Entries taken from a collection
....

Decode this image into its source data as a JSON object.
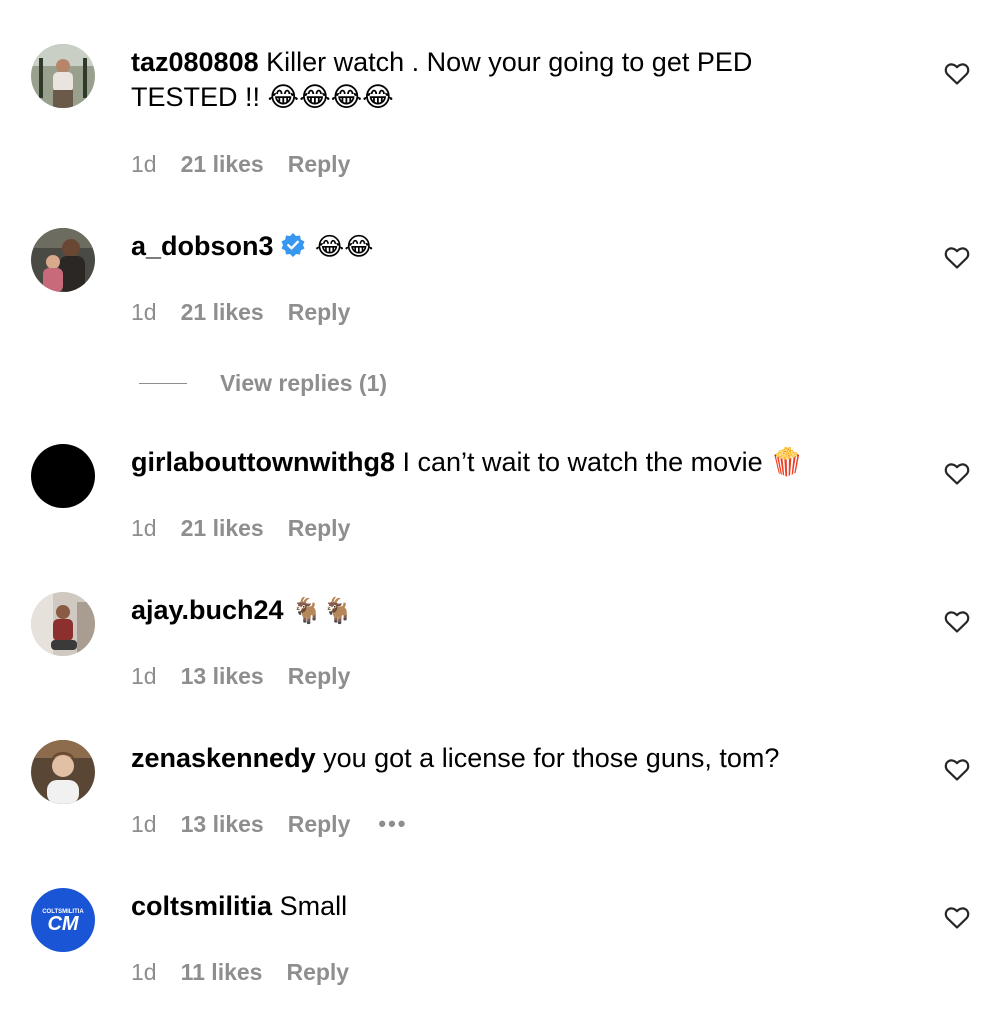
{
  "comments": [
    {
      "username": "taz080808",
      "text": "Killer watch . Now your going to get PED",
      "text2": "TESTED !! 😂😂😂😂",
      "time": "1d",
      "likes": "21 likes",
      "reply": "Reply",
      "avatar_color": "#7a6a58"
    },
    {
      "username": "a_dobson3",
      "verified": true,
      "text": "😂😂",
      "time": "1d",
      "likes": "21 likes",
      "reply": "Reply",
      "avatar_color": "#3d3a36"
    },
    {
      "username": "girlabouttownwithg8",
      "text": "I can’t wait to watch the movie 🍿",
      "time": "1d",
      "likes": "21 likes",
      "reply": "Reply",
      "avatar_color": "#000000"
    },
    {
      "username": "ajay.buch24",
      "text": "🐐🐐",
      "time": "1d",
      "likes": "13 likes",
      "reply": "Reply",
      "avatar_color": "#b9b4ad"
    },
    {
      "username": "zenaskennedy",
      "text": "you got a license for those guns, tom?",
      "time": "1d",
      "likes": "13 likes",
      "reply": "Reply",
      "more": "•••",
      "avatar_color": "#9b8168"
    },
    {
      "username": "coltsmilitia",
      "text": "Small",
      "time": "1d",
      "likes": "11 likes",
      "reply": "Reply",
      "avatar_color": "#1a55d6",
      "avatar_text": "CM",
      "avatar_subtext": "COLTSMILITIA"
    }
  ],
  "view_replies": "View replies (1)",
  "icons": {
    "like": "heart-outline-icon",
    "verified": "verified-badge-icon",
    "more": "more-options-icon"
  },
  "colors": {
    "meta_text": "#8e8e8e",
    "verified": "#3897f0"
  }
}
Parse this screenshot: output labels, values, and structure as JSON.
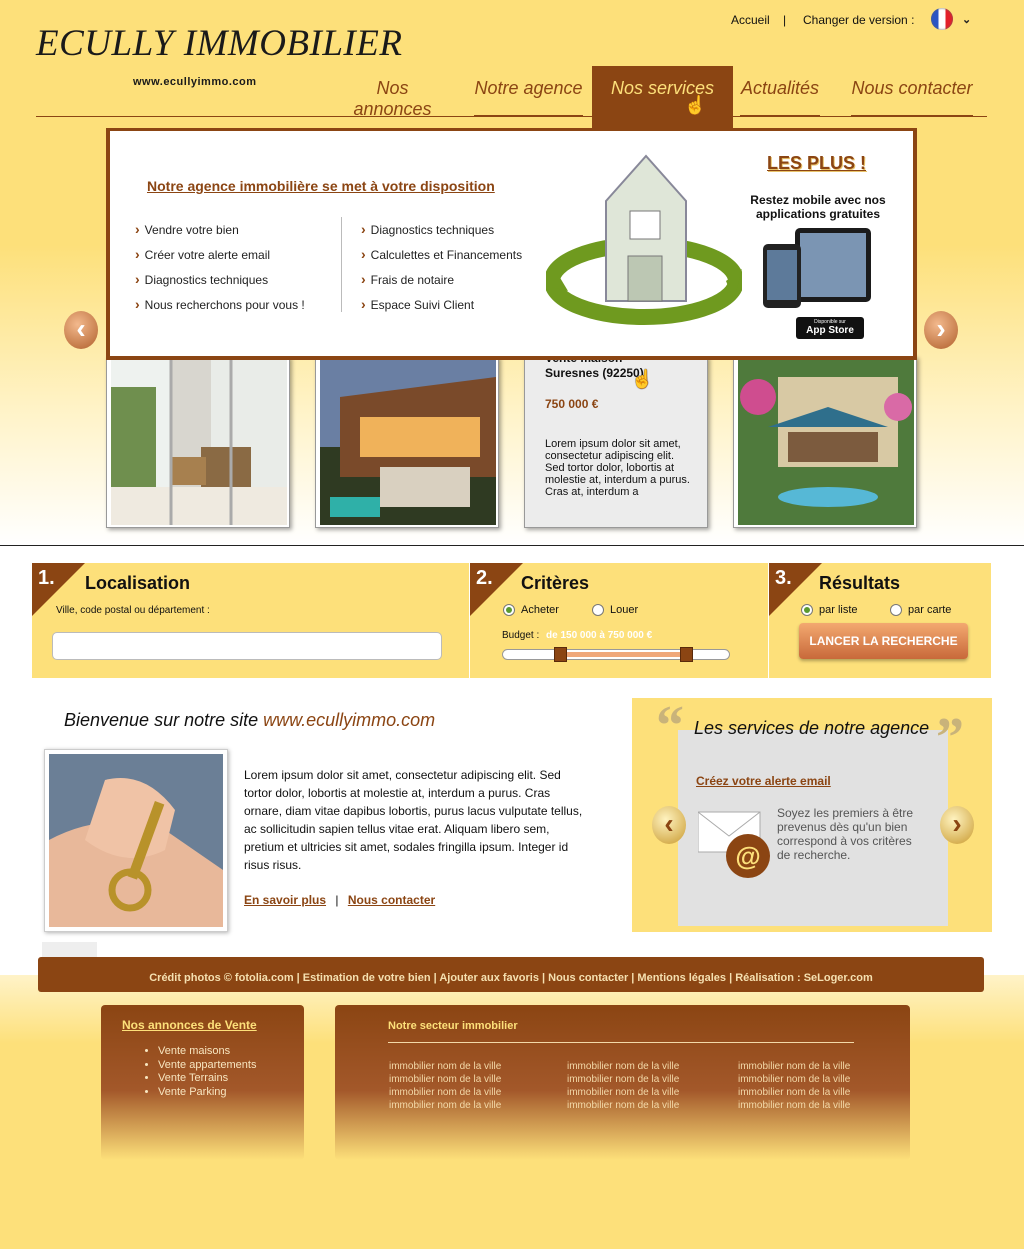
{
  "header": {
    "logo": "ECULLY IMMOBILIER",
    "url": "www.ecullyimmo.com",
    "accueil": "Accueil",
    "separator": "|",
    "version_label": "Changer de version :"
  },
  "nav": [
    "Nos annonces",
    "Notre agence",
    "Nos services",
    "Actualités",
    "Nous contacter"
  ],
  "services_panel": {
    "title": "Notre agence immobilière se met à votre disposition",
    "col1": [
      "Vendre votre bien",
      "Créer votre alerte email",
      "Diagnostics techniques",
      "Nous recherchons pour vous !"
    ],
    "col2": [
      "Diagnostics techniques",
      "Calculettes et Financements",
      "Frais de notaire",
      "Espace Suivi Client"
    ],
    "les_plus": "LES PLUS !",
    "mobile_text": "Restez mobile avec nos applications gratuites",
    "appstore_small": "Disponible sur",
    "appstore": "App Store"
  },
  "listing": {
    "title": "Vente maison Suresnes (92250)",
    "price": "750 000 €",
    "desc": "Lorem ipsum dolor sit amet, consectetur adipiscing elit. Sed tortor dolor, lobortis at molestie at, interdum a purus. Cras at, interdum a"
  },
  "search": {
    "step1_num": "1.",
    "step1_title": "Localisation",
    "step1_label": "Ville, code postal ou département :",
    "step2_num": "2.",
    "step2_title": "Critères",
    "acheter": "Acheter",
    "louer": "Louer",
    "budget_label": "Budget :",
    "budget_range": "de 150 000 à 750 000 €",
    "step3_num": "3.",
    "step3_title": "Résultats",
    "par_liste": "par liste",
    "par_carte": "par carte",
    "launch": "LANCER LA RECHERCHE"
  },
  "welcome": {
    "title": "Bienvenue sur notre site",
    "site": "www.ecullyimmo.com",
    "text": "Lorem ipsum dolor sit amet, consectetur adipiscing elit. Sed tortor dolor, lobortis at molestie at, interdum a purus. Cras ornare, diam vitae dapibus lobortis, purus lacus vulputate tellus, ac sollicitudin sapien tellus vitae erat. Aliquam libero sem, pretium et ultricies sit amet, sodales fringilla ipsum. Integer id risus risus.",
    "more": "En savoir plus",
    "sep": "|",
    "contact": "Nous contacter"
  },
  "services_box": {
    "title": "Les services de notre agence",
    "link": "Créez votre alerte email",
    "text": "Soyez les premiers à être prevenus dès qu'un bien correspond à vos critères de recherche."
  },
  "footer": {
    "bar": "Crédit photos © fotolia.com | Estimation de votre bien | Ajouter aux favoris | Nous contacter | Mentions légales | Réalisation : SeLoger.com",
    "annonces_title": "Nos annonces de Vente",
    "annonces": [
      "Vente maisons",
      "Vente appartements",
      "Vente Terrains",
      "Vente Parking"
    ],
    "secteur_title": "Notre secteur immobilier",
    "city_link": "immobilier nom de la ville"
  },
  "colors": {
    "brand": "#8b4513",
    "background": "#fde07a",
    "accent": "#f0a87a"
  }
}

....

§ **Written exercise**
All lines above containing the string "amet" are to be collected.

§ **Expected answer**
    "desc": "Lorem ipsum dolor sit amet, consectetur adipiscing elit. Sed tortor dolor, lobortis at molestie at, interdum a purus. Cras at, interdum a"
    "text": "Lorem ipsum dolor sit amet, consectetur adipiscing elit. Sed tortor dolor, lobortis at molestie at, interdum a purus. Cras ornare, diam vitae dapibus lobortis, purus lacus vulputate tellus, ac sollicitudin sapien tellus vitae erat. Aliquam libero sem, pretium et ultricies sit amet, sodales fringilla ipsum. Integer id risus risus.",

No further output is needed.